- [EXERCISE TASK] Copy the following lines word for word, starting at the line containing "y-tick-label: -20 <box>33 167 66 193</box>" and ending after the line containing "x-tick-label: 2003 <box>263 95 314 121</box>".

*** DATA PROVIDED ***

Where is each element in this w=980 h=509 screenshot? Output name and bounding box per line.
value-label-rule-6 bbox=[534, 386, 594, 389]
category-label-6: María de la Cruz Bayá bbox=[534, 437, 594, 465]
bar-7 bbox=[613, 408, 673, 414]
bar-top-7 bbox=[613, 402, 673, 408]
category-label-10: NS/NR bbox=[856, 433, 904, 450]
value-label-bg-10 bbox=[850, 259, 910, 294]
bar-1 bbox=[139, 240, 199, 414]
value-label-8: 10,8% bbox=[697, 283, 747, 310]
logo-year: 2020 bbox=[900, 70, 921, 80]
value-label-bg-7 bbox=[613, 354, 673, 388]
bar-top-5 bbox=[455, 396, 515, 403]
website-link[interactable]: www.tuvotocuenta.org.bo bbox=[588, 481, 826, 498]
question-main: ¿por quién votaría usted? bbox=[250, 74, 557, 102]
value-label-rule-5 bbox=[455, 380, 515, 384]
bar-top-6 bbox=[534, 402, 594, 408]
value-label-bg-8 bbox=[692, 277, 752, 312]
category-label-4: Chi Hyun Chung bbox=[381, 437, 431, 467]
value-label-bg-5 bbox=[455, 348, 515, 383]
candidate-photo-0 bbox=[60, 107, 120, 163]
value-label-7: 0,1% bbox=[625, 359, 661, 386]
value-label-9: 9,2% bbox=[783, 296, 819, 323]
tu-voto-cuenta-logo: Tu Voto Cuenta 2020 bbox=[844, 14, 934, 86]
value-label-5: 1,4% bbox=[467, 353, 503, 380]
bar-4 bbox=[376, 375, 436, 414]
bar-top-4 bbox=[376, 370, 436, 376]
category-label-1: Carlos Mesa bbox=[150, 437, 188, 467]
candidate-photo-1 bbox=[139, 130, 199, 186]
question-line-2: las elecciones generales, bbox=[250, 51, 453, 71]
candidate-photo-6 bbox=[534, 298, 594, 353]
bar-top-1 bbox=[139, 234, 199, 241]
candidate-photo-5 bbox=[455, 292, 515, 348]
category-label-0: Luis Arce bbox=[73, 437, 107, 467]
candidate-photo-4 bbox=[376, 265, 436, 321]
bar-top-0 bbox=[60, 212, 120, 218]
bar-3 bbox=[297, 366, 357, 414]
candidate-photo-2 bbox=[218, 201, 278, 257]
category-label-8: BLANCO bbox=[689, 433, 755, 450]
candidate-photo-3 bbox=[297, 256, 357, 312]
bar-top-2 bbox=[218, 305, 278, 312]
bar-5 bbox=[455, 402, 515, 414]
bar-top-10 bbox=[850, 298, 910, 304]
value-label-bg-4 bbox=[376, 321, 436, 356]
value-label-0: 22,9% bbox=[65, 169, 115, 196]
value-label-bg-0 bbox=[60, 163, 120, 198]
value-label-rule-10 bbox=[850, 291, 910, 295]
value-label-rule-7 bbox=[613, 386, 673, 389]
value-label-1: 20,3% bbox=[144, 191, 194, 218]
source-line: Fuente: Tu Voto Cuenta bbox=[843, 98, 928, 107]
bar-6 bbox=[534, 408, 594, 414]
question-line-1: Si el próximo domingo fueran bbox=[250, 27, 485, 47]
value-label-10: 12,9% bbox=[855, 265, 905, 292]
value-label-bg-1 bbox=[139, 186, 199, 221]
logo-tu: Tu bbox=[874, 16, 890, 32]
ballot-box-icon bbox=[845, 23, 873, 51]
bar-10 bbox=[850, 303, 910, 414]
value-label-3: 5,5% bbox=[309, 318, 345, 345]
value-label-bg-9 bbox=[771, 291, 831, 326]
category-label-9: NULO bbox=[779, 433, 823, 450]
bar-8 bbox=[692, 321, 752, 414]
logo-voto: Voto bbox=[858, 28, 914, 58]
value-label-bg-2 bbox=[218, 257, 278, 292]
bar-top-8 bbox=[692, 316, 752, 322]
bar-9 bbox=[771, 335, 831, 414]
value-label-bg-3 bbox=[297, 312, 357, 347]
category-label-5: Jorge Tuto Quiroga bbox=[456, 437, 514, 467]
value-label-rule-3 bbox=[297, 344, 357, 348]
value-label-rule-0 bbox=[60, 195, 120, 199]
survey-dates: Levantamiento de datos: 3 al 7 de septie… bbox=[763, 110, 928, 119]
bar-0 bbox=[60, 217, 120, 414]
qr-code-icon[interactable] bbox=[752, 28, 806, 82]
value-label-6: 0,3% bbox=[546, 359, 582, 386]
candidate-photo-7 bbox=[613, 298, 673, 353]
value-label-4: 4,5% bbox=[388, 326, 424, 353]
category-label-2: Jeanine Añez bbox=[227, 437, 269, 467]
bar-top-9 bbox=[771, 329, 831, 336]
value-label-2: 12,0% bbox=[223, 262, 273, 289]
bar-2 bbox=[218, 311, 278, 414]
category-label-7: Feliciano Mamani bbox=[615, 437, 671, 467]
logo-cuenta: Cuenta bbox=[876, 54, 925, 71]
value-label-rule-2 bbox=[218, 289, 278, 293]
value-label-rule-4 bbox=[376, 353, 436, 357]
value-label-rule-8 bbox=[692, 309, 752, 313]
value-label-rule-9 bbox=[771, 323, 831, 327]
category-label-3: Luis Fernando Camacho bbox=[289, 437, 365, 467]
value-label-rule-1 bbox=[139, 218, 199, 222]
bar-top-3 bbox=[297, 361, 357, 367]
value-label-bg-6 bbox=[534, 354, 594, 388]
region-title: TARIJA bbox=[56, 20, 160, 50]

***
*** DATA PROVIDED ***

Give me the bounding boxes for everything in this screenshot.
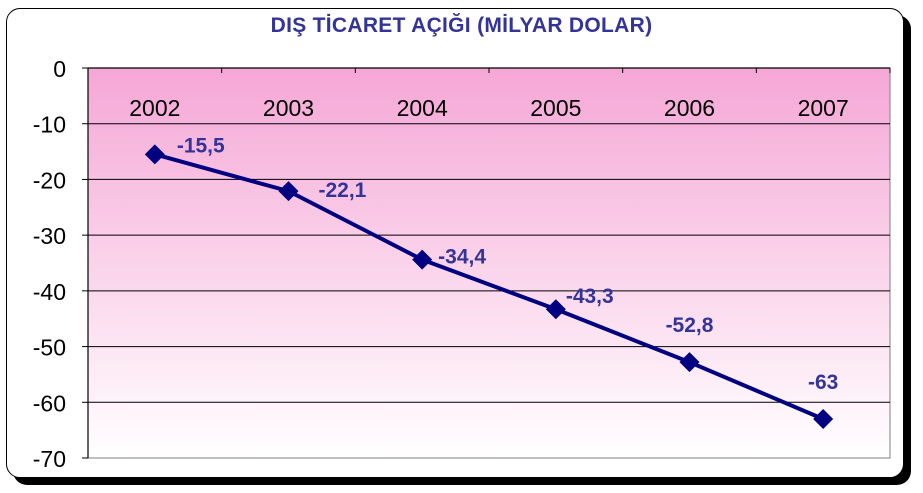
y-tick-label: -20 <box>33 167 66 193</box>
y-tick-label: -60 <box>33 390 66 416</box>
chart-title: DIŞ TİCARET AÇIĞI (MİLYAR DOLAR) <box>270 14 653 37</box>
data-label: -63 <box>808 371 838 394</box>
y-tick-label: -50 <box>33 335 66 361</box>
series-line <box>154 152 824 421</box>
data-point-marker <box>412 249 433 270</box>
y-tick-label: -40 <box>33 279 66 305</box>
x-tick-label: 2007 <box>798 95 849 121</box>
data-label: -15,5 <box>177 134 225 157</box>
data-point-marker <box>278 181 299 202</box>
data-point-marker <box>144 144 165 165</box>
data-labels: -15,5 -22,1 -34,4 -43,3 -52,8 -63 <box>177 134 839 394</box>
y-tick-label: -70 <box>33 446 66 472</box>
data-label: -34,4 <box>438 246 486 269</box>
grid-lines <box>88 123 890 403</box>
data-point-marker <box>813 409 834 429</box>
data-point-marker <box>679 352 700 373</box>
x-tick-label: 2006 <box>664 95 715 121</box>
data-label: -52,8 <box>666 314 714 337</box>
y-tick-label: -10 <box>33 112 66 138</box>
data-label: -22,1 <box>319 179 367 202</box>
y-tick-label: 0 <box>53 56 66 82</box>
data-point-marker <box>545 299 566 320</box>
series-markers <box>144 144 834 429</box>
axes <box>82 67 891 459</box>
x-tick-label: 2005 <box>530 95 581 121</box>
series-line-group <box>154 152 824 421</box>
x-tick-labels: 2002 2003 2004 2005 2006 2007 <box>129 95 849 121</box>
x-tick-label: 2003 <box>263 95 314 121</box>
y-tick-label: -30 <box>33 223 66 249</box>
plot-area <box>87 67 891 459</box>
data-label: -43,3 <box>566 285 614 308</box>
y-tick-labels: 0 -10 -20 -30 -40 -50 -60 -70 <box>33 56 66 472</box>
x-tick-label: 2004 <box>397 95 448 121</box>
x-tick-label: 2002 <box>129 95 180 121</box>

***

- [CORRECT OUTPUT]
y-tick-label: -20 <box>33 167 66 193</box>
y-tick-label: -60 <box>33 390 66 416</box>
chart-title: DIŞ TİCARET AÇIĞI (MİLYAR DOLAR) <box>270 14 653 37</box>
data-label: -63 <box>808 371 838 394</box>
y-tick-label: -50 <box>33 335 66 361</box>
series-line <box>154 152 824 421</box>
data-point-marker <box>412 249 433 270</box>
y-tick-label: -40 <box>33 279 66 305</box>
x-tick-label: 2007 <box>798 95 849 121</box>
data-label: -15,5 <box>177 134 225 157</box>
data-point-marker <box>278 181 299 202</box>
data-point-marker <box>144 144 165 165</box>
data-labels: -15,5 -22,1 -34,4 -43,3 -52,8 -63 <box>177 134 839 394</box>
y-tick-label: -70 <box>33 446 66 472</box>
data-label: -34,4 <box>438 246 486 269</box>
grid-lines <box>88 123 890 403</box>
data-point-marker <box>813 409 834 429</box>
data-point-marker <box>679 352 700 373</box>
x-tick-label: 2006 <box>664 95 715 121</box>
data-label: -52,8 <box>666 314 714 337</box>
y-tick-label: -10 <box>33 112 66 138</box>
data-label: -22,1 <box>319 179 367 202</box>
y-tick-label: 0 <box>53 56 66 82</box>
data-point-marker <box>545 299 566 320</box>
series-markers <box>144 144 834 429</box>
axes <box>82 67 891 459</box>
x-tick-label: 2005 <box>530 95 581 121</box>
series-line-group <box>154 152 824 421</box>
x-tick-labels: 2002 2003 2004 2005 2006 2007 <box>129 95 849 121</box>
x-tick-label: 2003 <box>263 95 314 121</box>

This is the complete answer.